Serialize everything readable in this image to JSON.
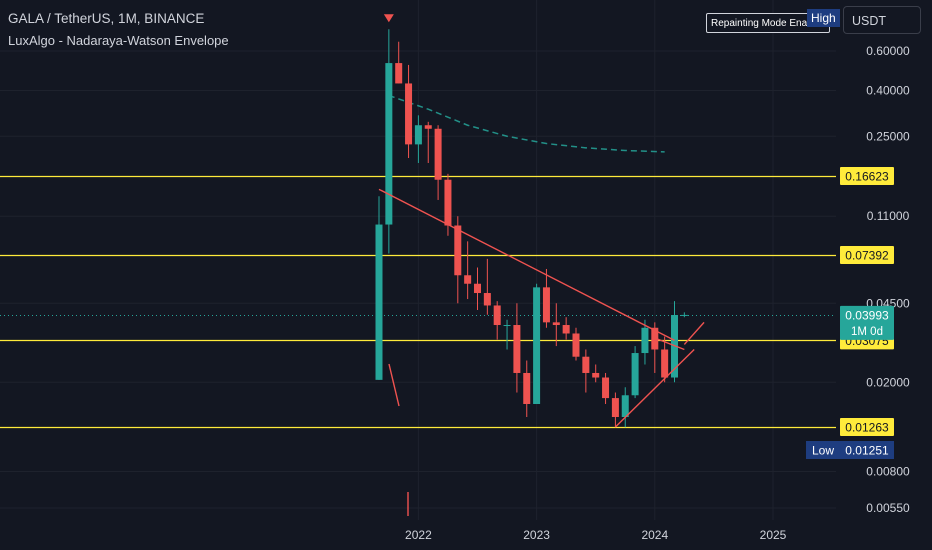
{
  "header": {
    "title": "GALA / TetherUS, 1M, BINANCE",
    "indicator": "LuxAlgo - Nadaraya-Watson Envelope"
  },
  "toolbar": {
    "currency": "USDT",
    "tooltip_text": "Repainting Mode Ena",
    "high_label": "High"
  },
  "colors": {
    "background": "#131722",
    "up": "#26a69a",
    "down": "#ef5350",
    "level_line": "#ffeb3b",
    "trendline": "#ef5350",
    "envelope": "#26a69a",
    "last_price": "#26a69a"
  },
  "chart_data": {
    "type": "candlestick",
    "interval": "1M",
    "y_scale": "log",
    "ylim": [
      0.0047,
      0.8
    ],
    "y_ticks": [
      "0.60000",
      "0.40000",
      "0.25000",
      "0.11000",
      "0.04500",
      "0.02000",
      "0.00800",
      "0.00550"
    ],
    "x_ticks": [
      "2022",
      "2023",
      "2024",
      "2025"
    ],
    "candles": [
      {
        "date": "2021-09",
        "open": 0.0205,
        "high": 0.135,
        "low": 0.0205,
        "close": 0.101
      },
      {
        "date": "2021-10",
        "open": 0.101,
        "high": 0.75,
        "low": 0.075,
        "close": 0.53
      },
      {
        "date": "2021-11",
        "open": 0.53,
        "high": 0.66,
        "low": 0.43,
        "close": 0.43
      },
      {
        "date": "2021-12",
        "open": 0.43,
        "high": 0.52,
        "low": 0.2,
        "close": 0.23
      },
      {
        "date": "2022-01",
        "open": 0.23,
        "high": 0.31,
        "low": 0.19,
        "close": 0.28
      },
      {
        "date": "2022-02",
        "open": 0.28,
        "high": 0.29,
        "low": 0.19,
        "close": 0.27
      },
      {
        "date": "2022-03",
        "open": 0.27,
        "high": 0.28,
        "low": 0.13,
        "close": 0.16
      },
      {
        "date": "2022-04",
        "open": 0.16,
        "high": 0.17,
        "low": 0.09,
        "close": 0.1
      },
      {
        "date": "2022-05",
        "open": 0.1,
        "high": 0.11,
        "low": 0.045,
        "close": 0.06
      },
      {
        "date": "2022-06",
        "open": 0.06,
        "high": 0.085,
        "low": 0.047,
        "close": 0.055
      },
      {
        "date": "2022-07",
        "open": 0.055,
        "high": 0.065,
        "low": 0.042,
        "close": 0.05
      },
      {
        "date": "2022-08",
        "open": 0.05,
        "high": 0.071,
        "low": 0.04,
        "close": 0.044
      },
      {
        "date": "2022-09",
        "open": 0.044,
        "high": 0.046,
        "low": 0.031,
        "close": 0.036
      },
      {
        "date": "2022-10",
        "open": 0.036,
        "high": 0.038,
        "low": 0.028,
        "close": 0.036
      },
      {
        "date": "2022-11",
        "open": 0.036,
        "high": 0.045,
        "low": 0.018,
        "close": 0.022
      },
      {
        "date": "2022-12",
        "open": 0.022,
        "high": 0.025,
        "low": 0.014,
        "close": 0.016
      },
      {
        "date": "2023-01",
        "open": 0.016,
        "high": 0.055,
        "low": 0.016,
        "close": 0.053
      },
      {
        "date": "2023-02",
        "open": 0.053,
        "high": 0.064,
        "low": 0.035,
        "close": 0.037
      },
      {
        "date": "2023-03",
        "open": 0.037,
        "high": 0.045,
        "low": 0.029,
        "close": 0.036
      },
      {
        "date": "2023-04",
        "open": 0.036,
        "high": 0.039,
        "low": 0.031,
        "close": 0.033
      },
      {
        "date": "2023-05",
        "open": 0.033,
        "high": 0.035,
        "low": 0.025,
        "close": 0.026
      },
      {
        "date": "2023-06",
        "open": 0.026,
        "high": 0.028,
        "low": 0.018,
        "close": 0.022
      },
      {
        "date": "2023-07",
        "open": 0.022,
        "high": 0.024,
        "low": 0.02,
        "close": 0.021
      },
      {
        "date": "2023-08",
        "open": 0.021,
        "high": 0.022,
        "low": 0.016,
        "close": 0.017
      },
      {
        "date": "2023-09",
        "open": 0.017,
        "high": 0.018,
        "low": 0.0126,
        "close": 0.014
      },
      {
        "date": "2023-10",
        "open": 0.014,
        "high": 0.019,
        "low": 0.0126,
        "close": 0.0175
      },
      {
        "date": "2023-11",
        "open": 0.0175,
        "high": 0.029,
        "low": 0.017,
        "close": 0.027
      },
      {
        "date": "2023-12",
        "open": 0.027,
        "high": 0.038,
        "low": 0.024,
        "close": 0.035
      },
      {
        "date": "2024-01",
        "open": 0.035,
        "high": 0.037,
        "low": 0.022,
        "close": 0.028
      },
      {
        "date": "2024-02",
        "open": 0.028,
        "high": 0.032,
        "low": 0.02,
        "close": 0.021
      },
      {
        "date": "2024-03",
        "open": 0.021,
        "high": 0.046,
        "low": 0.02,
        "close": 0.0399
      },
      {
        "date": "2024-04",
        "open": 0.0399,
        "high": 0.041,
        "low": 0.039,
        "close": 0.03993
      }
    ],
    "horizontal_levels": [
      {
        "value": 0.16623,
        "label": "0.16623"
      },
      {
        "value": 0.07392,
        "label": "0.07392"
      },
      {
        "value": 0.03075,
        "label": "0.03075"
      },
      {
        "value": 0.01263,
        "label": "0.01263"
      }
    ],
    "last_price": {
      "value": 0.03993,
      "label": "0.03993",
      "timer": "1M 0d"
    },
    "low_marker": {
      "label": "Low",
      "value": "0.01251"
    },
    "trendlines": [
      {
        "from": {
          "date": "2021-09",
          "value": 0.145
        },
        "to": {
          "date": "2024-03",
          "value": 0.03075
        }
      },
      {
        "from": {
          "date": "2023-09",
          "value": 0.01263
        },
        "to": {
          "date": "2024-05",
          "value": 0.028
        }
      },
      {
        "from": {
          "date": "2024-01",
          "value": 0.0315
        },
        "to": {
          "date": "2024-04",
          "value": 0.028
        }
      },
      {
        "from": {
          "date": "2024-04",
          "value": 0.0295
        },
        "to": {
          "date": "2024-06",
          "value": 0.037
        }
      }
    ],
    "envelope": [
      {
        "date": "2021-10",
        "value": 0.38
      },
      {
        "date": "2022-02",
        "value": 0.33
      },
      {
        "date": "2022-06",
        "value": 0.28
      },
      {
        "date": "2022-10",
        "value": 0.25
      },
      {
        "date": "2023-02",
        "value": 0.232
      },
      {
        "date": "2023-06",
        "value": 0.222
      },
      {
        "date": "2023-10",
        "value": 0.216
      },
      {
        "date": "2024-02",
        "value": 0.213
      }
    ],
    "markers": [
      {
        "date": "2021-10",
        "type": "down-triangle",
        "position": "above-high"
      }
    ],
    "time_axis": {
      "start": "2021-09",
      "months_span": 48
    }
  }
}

□ □ □ □ □

> WHAT THE TASK ASKS
Identify the lines of the entries containing the string "type". Copy each such line.

> WRITTEN SOLUTION
    "type": "candlestick",
        "type": "down-triangle",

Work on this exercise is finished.